[EXERCISE DIRECTIONS]: Go through the entries below and collect each line with the string "Exact" in it.

· · · · ·

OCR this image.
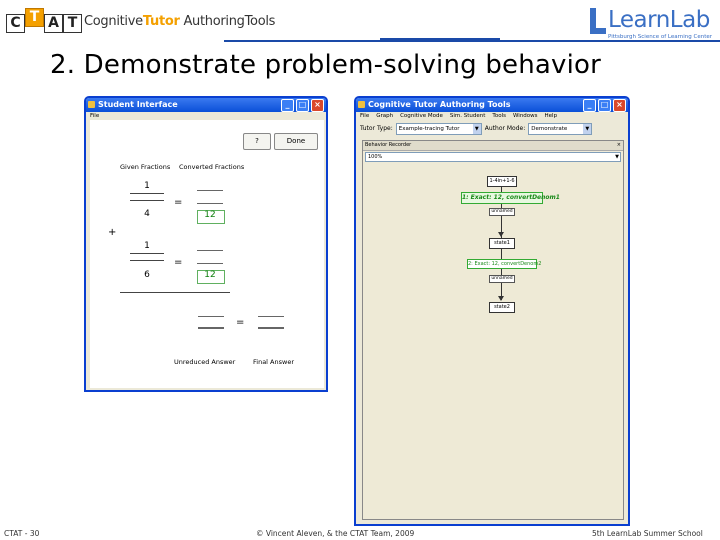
C T A T CognitiveTutor AuthoringTools	LearnLab
Pittsburgh Science of Learning Center
2. Demonstrate problem-solving behavior
Student Interface	_	□ ×
File
?	Done
Given Fractions Converted Fractions
1
4
=
12
+
1
6
=
12
=
Unreduced Answer	Final Answer
Cognitive Tutor Authoring Tools	_	□ ×
File Graph Cognitive Mode Sim. Student Tools Windows Help
Tutor Type:	Example-tracing Tutor	▼	Author Mode:	Demonstrate	▼
Behavior Recorder	×
100%	▼
1-4in+1-6
1: Exact: 12, convertDenom1
unnamed
state1
2: Exact: 12, convertDenom2
unnamed
state2
CTAT - 30	© Vincent Aleven, & the CTAT Team, 2009	5th LearnLab Summer School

· · · · ·

[FULL RESPONSE]:
1: Exact: 12, convertDenom1
2: Exact: 12, convertDenom2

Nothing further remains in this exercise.